• _Set task_:
Below are some records; repeat them all exactly, minus the pictures.

• _Data for processing_:
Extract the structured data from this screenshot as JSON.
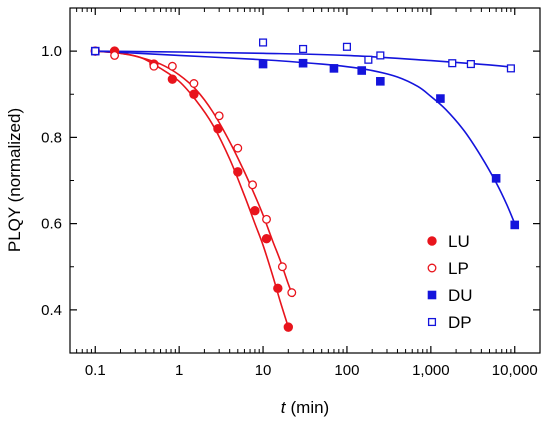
{
  "chart_data": {
    "type": "scatter",
    "title": "",
    "xlabel": "t",
    "xlabel_unit": "(min)",
    "ylabel": "PLQY (normalized)",
    "xscale": "log",
    "xlim": [
      0.05,
      20000
    ],
    "ylim": [
      0.3,
      1.1
    ],
    "xticks": [
      0.1,
      1,
      10,
      100,
      1000,
      10000
    ],
    "xtick_labels": [
      "0.1",
      "1",
      "10",
      "100",
      "1,000",
      "10,000"
    ],
    "yticks": [
      0.4,
      0.6,
      0.8,
      1.0
    ],
    "ytick_labels": [
      "0.4",
      "0.6",
      "0.8",
      "1.0"
    ],
    "grid": false,
    "legend_position": "bottom-right",
    "series": [
      {
        "name": "LU",
        "marker": "filled-circle",
        "color": "#e8141c",
        "x": [
          0.1,
          0.17,
          0.5,
          0.83,
          1.5,
          2.9,
          5,
          8,
          11,
          15,
          20
        ],
        "y": [
          1.0,
          1.0,
          0.97,
          0.935,
          0.9,
          0.82,
          0.72,
          0.63,
          0.565,
          0.45,
          0.36
        ],
        "fit_x": [
          0.1,
          0.2,
          0.35,
          0.6,
          1,
          1.6,
          2.5,
          4,
          6,
          8,
          10,
          13,
          16,
          20
        ],
        "fit_y": [
          1.0,
          0.995,
          0.985,
          0.96,
          0.93,
          0.885,
          0.83,
          0.75,
          0.665,
          0.6,
          0.55,
          0.48,
          0.42,
          0.36
        ]
      },
      {
        "name": "LP",
        "marker": "open-circle",
        "color": "#e8141c",
        "x": [
          0.1,
          0.17,
          0.5,
          0.83,
          1.5,
          3,
          5,
          7.5,
          11,
          17,
          22
        ],
        "y": [
          1.0,
          0.99,
          0.965,
          0.965,
          0.925,
          0.85,
          0.775,
          0.69,
          0.61,
          0.5,
          0.44
        ],
        "fit_x": [
          0.1,
          0.2,
          0.35,
          0.6,
          1,
          1.6,
          2.5,
          4,
          6,
          8,
          10,
          13,
          16,
          20,
          23
        ],
        "fit_y": [
          1.0,
          0.995,
          0.985,
          0.97,
          0.945,
          0.91,
          0.86,
          0.79,
          0.72,
          0.665,
          0.62,
          0.56,
          0.515,
          0.46,
          0.43
        ]
      },
      {
        "name": "DU",
        "marker": "filled-square",
        "color": "#1414dc",
        "x": [
          0.1,
          10,
          30,
          70,
          150,
          250,
          1300,
          6000,
          10000
        ],
        "y": [
          1.0,
          0.97,
          0.972,
          0.96,
          0.955,
          0.93,
          0.89,
          0.705,
          0.597
        ],
        "fit_x": [
          0.1,
          1,
          10,
          50,
          100,
          200,
          400,
          700,
          1000,
          1500,
          2500,
          4000,
          6000,
          8000,
          10000
        ],
        "fit_y": [
          1.0,
          0.99,
          0.98,
          0.97,
          0.964,
          0.955,
          0.94,
          0.918,
          0.895,
          0.865,
          0.815,
          0.755,
          0.695,
          0.645,
          0.6
        ]
      },
      {
        "name": "DP",
        "marker": "open-square",
        "color": "#1414dc",
        "x": [
          0.1,
          10,
          30,
          100,
          180,
          250,
          1800,
          3000,
          9000
        ],
        "y": [
          1.0,
          1.02,
          1.005,
          1.01,
          0.98,
          0.99,
          0.972,
          0.97,
          0.96
        ],
        "fit_x": [
          0.1,
          1,
          10,
          100,
          1000,
          5000,
          10000
        ],
        "fit_y": [
          1.0,
          0.998,
          0.995,
          0.99,
          0.978,
          0.968,
          0.962
        ]
      }
    ]
  }
}
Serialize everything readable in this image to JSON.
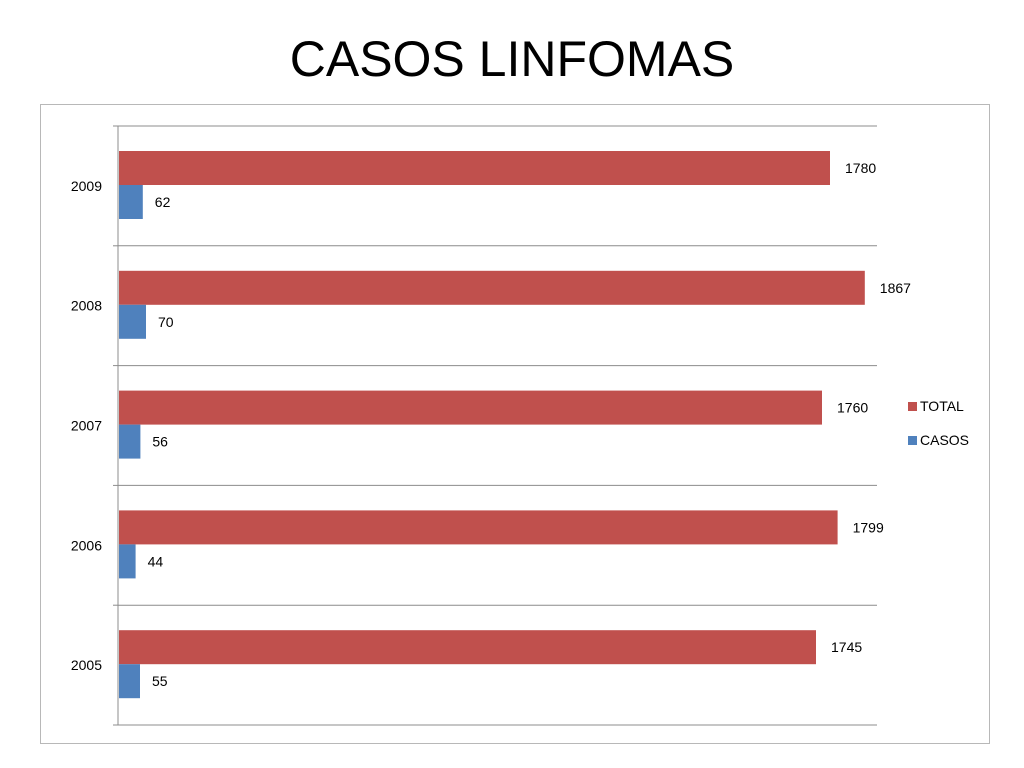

• _Complete output_:
Extract the structured data from this screenshot as JSON.
{
  "chart_data": {
    "type": "scatter",
    "title": "",
    "xlabel": "t",
    "xlabel_unit": "(min)",
    "ylabel": "PLQY (normalized)",
    "xscale": "log",
    "xlim": [
      0.05,
      20000
    ],
    "ylim": [
      0.3,
      1.1
    ],
    "xticks": [
      0.1,
      1,
      10,
      100,
      1000,
      10000
    ],
    "xtick_labels": [
      "0.1",
      "1",
      "10",
      "100",
      "1,000",
      "10,000"
    ],
    "yticks": [
      0.4,
      0.6,
      0.8,
      1.0
    ],
    "ytick_labels": [
      "0.4",
      "0.6",
      "0.8",
      "1.0"
    ],
    "grid": false,
    "legend_position": "bottom-right",
    "series": [
      {
        "name": "LU",
        "marker": "filled-circle",
        "color": "#e8141c",
        "x": [
          0.1,
          0.17,
          0.5,
          0.83,
          1.5,
          2.9,
          5,
          8,
          11,
          15,
          20
        ],
        "y": [
          1.0,
          1.0,
          0.97,
          0.935,
          0.9,
          0.82,
          0.72,
          0.63,
          0.565,
          0.45,
          0.36
        ],
        "fit_x": [
          0.1,
          0.2,
          0.35,
          0.6,
          1,
          1.6,
          2.5,
          4,
          6,
          8,
          10,
          13,
          16,
          20
        ],
        "fit_y": [
          1.0,
          0.995,
          0.985,
          0.96,
          0.93,
          0.885,
          0.83,
          0.75,
          0.665,
          0.6,
          0.55,
          0.48,
          0.42,
          0.36
        ]
      },
      {
        "name": "LP",
        "marker": "open-circle",
        "color": "#e8141c",
        "x": [
          0.1,
          0.17,
          0.5,
          0.83,
          1.5,
          3,
          5,
          7.5,
          11,
          17,
          22
        ],
        "y": [
          1.0,
          0.99,
          0.965,
          0.965,
          0.925,
          0.85,
          0.775,
          0.69,
          0.61,
          0.5,
          0.44
        ],
        "fit_x": [
          0.1,
          0.2,
          0.35,
          0.6,
          1,
          1.6,
          2.5,
          4,
          6,
          8,
          10,
          13,
          16,
          20,
          23
        ],
        "fit_y": [
          1.0,
          0.995,
          0.985,
          0.97,
          0.945,
          0.91,
          0.86,
          0.79,
          0.72,
          0.665,
          0.62,
          0.56,
          0.515,
          0.46,
          0.43
        ]
      },
      {
        "name": "DU",
        "marker": "filled-square",
        "color": "#1414dc",
        "x": [
          0.1,
          10,
          30,
          70,
          150,
          250,
          1300,
          6000,
          10000
        ],
        "y": [
          1.0,
          0.97,
          0.972,
          0.96,
          0.955,
          0.93,
          0.89,
          0.705,
          0.597
        ],
        "fit_x": [
          0.1,
          1,
          10,
          50,
          100,
          200,
          400,
          700,
          1000,
          1500,
          2500,
          4000,
          6000,
          8000,
          10000
        ],
        "fit_y": [
          1.0,
          0.99,
          0.98,
          0.97,
          0.964,
          0.955,
          0.94,
          0.918,
          0.895,
          0.865,
          0.815,
          0.755,
          0.695,
          0.645,
          0.6
        ]
      },
      {
        "name": "DP",
        "marker": "open-square",
        "color": "#1414dc",
        "x": [
          0.1,
          10,
          30,
          100,
          180,
          250,
          1800,
          3000,
          9000
        ],
        "y": [
          1.0,
          1.02,
          1.005,
          1.01,
          0.98,
          0.99,
          0.972,
          0.97,
          0.96
        ],
        "fit_x": [
          0.1,
          1,
          10,
          100,
          1000,
          5000,
          10000
        ],
        "fit_y": [
          1.0,
          0.998,
          0.995,
          0.99,
          0.978,
          0.968,
          0.962
        ]
      }
    ]
  }
}
Serialize everything readable in this image to JSON.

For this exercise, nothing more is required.